**What to produce:** For each line in the data below that holds "text", return a copy.

**Data for this task:**

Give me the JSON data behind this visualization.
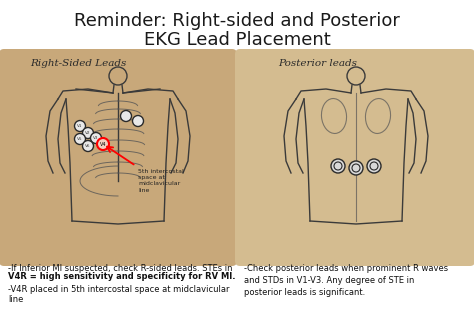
{
  "title_line1": "Reminder: Right-sided and Posterior",
  "title_line2": "EKG Lead Placement",
  "title_fontsize": 13,
  "title_color": "#1a1a1a",
  "bg_color": "#ffffff",
  "left_label": "Right-Sided Leads",
  "right_label": "Posterior leads",
  "left_caption_pre": "-If Inferior MI suspected, check R-sided leads. STEs in",
  "left_caption_bold": "V4R = high sensitivity and specificity for RV MI.",
  "left_caption_post": "-V4R placed in 5th intercostal space at midclavicular\nline",
  "right_caption": "-Check posterior leads when prominent R waves\nand STDs in V1-V3. Any degree of STE in\nposterior leads is significant.",
  "annotation": "5th intercostal\nspace at\nmidclavicular\nline",
  "caption_fontsize": 6.0,
  "panel_color": "#c8a87a"
}
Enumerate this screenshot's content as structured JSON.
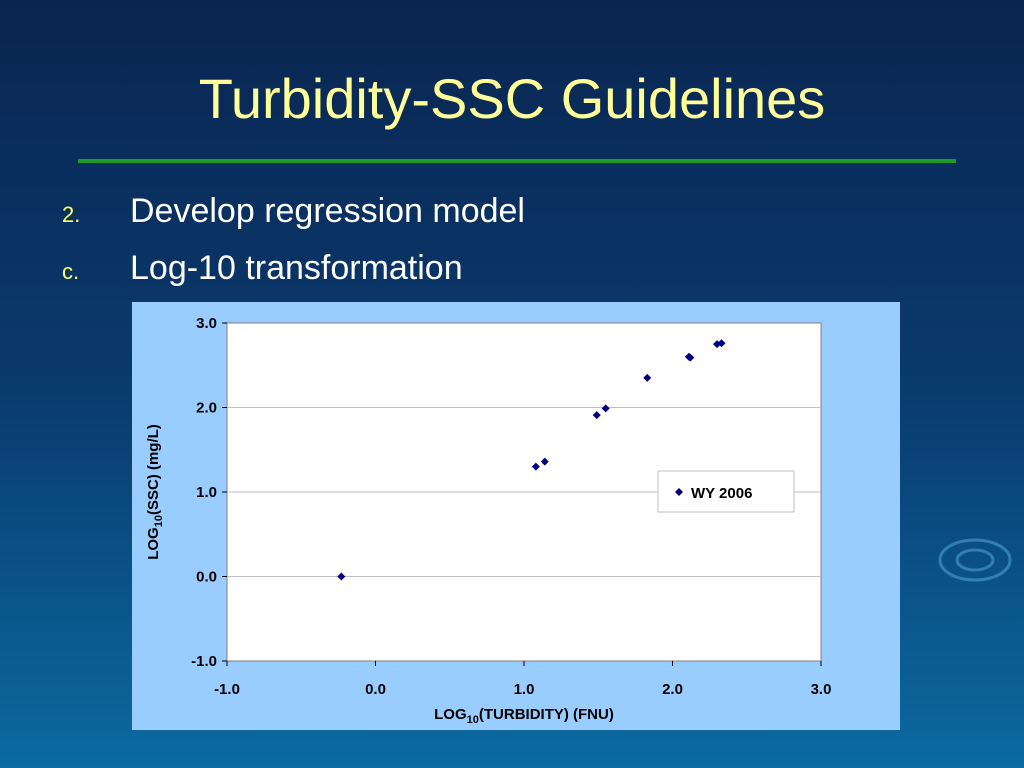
{
  "slide": {
    "title": "Turbidity-SSC Guidelines",
    "bullets": [
      {
        "marker": "2.",
        "text": "Develop regression model"
      },
      {
        "marker": "c.",
        "text": "Log-10 transformation"
      }
    ]
  },
  "chart_data": {
    "type": "scatter",
    "xlabel": [
      "LOG",
      "10",
      "(TURBIDITY) (FNU)"
    ],
    "ylabel": [
      "LOG",
      "10",
      "(SSC) (mg/L)"
    ],
    "series": [
      {
        "name": "WY 2006",
        "color": "#000080",
        "x": [
          -0.23,
          1.08,
          1.14,
          1.49,
          1.55,
          1.83,
          2.11,
          2.12,
          2.3,
          2.33
        ],
        "values": [
          0.0,
          1.3,
          1.36,
          1.91,
          1.99,
          2.35,
          2.6,
          2.59,
          2.75,
          2.76
        ]
      }
    ],
    "xlim": [
      -1,
      3
    ],
    "ylim": [
      -1,
      3
    ],
    "xticks": [
      {
        "value": -1,
        "label": "-1.0"
      },
      {
        "value": 0,
        "label": "0.0"
      },
      {
        "value": 1,
        "label": "1.0"
      },
      {
        "value": 2,
        "label": "2.0"
      },
      {
        "value": 3,
        "label": "3.0"
      }
    ],
    "yticks": [
      {
        "value": -1,
        "label": "-1.0"
      },
      {
        "value": 0,
        "label": "0.0"
      },
      {
        "value": 1,
        "label": "1.0"
      },
      {
        "value": 2,
        "label": "2.0"
      },
      {
        "value": 3,
        "label": "3.0"
      }
    ],
    "grid": true,
    "legend": "right"
  }
}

**Solution for this task:**
        "text": "Develop regression model"
        "text": "Log-10 transformation"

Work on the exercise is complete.